▶ TASK DETAILS
Can you reproduce the data beneath, keeping every line exact?

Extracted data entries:
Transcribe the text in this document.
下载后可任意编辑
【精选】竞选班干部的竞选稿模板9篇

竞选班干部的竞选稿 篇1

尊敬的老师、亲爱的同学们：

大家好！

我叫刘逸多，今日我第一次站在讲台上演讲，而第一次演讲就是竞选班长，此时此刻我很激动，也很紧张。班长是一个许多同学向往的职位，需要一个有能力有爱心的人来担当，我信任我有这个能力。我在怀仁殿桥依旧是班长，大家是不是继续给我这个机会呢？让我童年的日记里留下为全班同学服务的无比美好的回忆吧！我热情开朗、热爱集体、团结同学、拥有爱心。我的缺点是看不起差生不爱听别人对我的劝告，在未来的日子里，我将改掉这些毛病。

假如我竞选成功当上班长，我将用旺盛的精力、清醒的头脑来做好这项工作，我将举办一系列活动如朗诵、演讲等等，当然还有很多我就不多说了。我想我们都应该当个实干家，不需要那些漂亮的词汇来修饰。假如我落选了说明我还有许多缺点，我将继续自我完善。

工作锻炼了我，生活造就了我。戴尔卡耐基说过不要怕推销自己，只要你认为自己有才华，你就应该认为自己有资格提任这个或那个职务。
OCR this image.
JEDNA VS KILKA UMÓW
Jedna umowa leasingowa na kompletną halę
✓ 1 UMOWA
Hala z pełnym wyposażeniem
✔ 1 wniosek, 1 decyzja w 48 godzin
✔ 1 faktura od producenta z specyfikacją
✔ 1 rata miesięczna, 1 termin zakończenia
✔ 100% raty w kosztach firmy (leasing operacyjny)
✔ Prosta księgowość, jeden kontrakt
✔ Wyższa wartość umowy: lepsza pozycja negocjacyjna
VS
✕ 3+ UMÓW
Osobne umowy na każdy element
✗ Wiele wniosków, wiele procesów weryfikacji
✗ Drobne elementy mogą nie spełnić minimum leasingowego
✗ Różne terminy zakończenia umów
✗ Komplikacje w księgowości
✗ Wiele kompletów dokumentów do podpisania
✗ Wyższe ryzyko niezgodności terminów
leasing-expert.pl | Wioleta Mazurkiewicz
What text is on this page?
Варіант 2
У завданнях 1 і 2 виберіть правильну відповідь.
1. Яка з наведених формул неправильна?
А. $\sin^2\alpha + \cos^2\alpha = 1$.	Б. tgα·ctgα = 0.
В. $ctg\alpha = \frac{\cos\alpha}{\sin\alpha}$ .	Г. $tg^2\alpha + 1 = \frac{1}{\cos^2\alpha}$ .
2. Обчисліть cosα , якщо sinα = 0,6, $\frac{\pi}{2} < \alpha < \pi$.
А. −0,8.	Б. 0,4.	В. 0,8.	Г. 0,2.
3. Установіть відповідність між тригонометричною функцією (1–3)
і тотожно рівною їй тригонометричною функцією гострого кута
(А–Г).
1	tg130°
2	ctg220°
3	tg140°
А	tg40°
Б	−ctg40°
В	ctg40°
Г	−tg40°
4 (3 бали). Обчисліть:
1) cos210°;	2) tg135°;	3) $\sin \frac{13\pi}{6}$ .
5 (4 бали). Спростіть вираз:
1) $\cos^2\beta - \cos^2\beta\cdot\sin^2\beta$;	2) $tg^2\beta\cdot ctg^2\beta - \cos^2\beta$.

▶ THE OUTPUT
Transcribe the text in this document.
下载后可任意编辑
【精选】竞选班干部的竞选稿模板9篇

竞选班干部的竞选稿 篇1

尊敬的老师、亲爱的同学们：

大家好！

我叫刘逸多，今日我第一次站在讲台上演讲，而第一次演讲就是竞选班长，此时此刻我很激动，也很紧张。班长是一个许多同学向往的职位，需要一个有能力有爱心的人来担当，我信任我有这个能力。我在怀仁殿桥依旧是班长，大家是不是继续给我这个机会呢？让我童年的日记里留下为全班同学服务的无比美好的回忆吧！我热情开朗、热爱集体、团结同学、拥有爱心。我的缺点是看不起差生不爱听别人对我的劝告，在未来的日子里，我将改掉这些毛病。

假如我竞选成功当上班长，我将用旺盛的精力、清醒的头脑来做好这项工作，我将举办一系列活动如朗诵、演讲等等，当然还有很多我就不多说了。我想我们都应该当个实干家，不需要那些漂亮的词汇来修饰。假如我落选了说明我还有许多缺点，我将继续自我完善。

工作锻炼了我，生活造就了我。戴尔卡耐基说过不要怕推销自己，只要你认为自己有才华，你就应该认为自己有资格提任这个或那个职务。
OCR this image.
JEDNA VS KILKA UMÓW
Jedna umowa leasingowa na kompletną halę
✓ 1 UMOWA
Hala z pełnym wyposażeniem
✔ 1 wniosek, 1 decyzja w 48 godzin
✔ 1 faktura od producenta z specyfikacją
✔ 1 rata miesięczna, 1 termin zakończenia
✔ 100% raty w kosztach firmy (leasing operacyjny)
✔ Prosta księgowość, jeden kontrakt
✔ Wyższa wartość umowy: lepsza pozycja negocjacyjna
VS
✕ 3+ UMÓW
Osobne umowy na każdy element
✗ Wiele wniosków, wiele procesów weryfikacji
✗ Drobne elementy mogą nie spełnić minimum leasingowego
✗ Różne terminy zakończenia umów
✗ Komplikacje w księgowości
✗ Wiele kompletów dokumentów do podpisania
✗ Wyższe ryzyko niezgodności terminów
leasing-expert.pl | Wioleta Mazurkiewicz
What text is on this page?
Варіант 2
У завданнях 1 і 2 виберіть правильну відповідь.
1. Яка з наведених формул неправильна?
А. $\sin^2\alpha + \cos^2\alpha = 1$.	Б. tgα·ctgα = 0.
В. $ctg\alpha = \frac{\cos\alpha}{\sin\alpha}$ .	Г. $tg^2\alpha + 1 = \frac{1}{\cos^2\alpha}$ .
2. Обчисліть cosα , якщо sinα = 0,6, $\frac{\pi}{2} < \alpha < \pi$.
А. −0,8.	Б. 0,4.	В. 0,8.	Г. 0,2.
3. Установіть відповідність між тригонометричною функцією (1–3)
і тотожно рівною їй тригонометричною функцією гострого кута
(А–Г).
1	tg130°
2	ctg220°
3	tg140°
А	tg40°
Б	−ctg40°
В	ctg40°
Г	−tg40°
4 (3 бали). Обчисліть:
1) cos210°;	2) tg135°;	3) $\sin \frac{13\pi}{6}$ .
5 (4 бали). Спростіть вираз:
1) $\cos^2\beta - \cos^2\beta\cdot\sin^2\beta$;	2) $tg^2\beta\cdot ctg^2\beta - \cos^2\beta$.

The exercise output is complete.